- To do -
From the listing below, copy every line with the word "document".

═════ Recorded information

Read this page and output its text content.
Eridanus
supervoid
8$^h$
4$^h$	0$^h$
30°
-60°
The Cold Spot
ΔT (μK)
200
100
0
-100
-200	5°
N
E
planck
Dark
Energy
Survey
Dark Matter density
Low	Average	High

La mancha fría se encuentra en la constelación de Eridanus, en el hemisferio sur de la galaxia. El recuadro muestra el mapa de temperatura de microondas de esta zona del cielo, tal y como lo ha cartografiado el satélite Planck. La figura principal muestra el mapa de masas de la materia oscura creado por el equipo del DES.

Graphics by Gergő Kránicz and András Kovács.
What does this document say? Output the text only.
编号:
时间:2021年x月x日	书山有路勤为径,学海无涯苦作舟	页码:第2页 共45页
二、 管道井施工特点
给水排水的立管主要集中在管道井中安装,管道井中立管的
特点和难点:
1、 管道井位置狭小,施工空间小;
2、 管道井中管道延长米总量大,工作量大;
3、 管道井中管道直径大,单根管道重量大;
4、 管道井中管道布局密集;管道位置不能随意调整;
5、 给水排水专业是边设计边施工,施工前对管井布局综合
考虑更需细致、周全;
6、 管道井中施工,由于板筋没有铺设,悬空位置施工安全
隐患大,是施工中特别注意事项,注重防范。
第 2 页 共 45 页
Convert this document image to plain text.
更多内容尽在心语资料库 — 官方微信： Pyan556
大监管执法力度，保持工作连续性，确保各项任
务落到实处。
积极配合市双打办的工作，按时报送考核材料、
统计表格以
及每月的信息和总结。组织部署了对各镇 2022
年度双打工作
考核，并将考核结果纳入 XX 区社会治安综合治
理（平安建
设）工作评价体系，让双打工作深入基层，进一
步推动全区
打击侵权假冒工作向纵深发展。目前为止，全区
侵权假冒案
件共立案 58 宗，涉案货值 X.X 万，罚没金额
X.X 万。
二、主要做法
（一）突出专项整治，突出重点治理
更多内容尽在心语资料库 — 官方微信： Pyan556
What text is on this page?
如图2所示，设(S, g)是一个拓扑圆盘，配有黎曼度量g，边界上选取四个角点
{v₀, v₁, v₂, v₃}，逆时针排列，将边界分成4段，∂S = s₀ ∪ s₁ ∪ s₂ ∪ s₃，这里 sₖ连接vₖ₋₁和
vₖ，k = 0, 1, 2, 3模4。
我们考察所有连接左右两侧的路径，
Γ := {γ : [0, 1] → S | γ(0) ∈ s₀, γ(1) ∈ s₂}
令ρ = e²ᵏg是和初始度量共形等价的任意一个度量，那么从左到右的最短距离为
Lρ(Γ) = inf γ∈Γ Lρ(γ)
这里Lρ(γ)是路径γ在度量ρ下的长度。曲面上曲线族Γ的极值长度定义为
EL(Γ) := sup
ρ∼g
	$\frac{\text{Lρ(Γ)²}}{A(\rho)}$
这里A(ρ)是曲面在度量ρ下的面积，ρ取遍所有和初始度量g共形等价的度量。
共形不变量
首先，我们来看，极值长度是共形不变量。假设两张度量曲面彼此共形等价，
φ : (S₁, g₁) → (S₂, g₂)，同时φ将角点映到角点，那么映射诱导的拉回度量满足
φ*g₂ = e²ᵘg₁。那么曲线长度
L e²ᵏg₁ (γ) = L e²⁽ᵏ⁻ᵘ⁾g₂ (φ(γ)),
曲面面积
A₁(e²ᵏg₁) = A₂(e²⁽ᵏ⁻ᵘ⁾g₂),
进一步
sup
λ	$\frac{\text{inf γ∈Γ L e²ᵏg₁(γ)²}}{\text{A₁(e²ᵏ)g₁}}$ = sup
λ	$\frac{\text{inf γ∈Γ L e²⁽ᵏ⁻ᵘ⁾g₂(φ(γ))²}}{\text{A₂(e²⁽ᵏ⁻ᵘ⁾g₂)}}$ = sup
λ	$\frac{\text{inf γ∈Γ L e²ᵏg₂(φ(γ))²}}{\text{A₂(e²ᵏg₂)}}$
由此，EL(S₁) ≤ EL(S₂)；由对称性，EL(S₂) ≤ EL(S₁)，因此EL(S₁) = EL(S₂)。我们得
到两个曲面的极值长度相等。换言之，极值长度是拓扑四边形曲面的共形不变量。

══════════

- Finished task -
What does this document say? Output the text only.
Convert this document image to plain text.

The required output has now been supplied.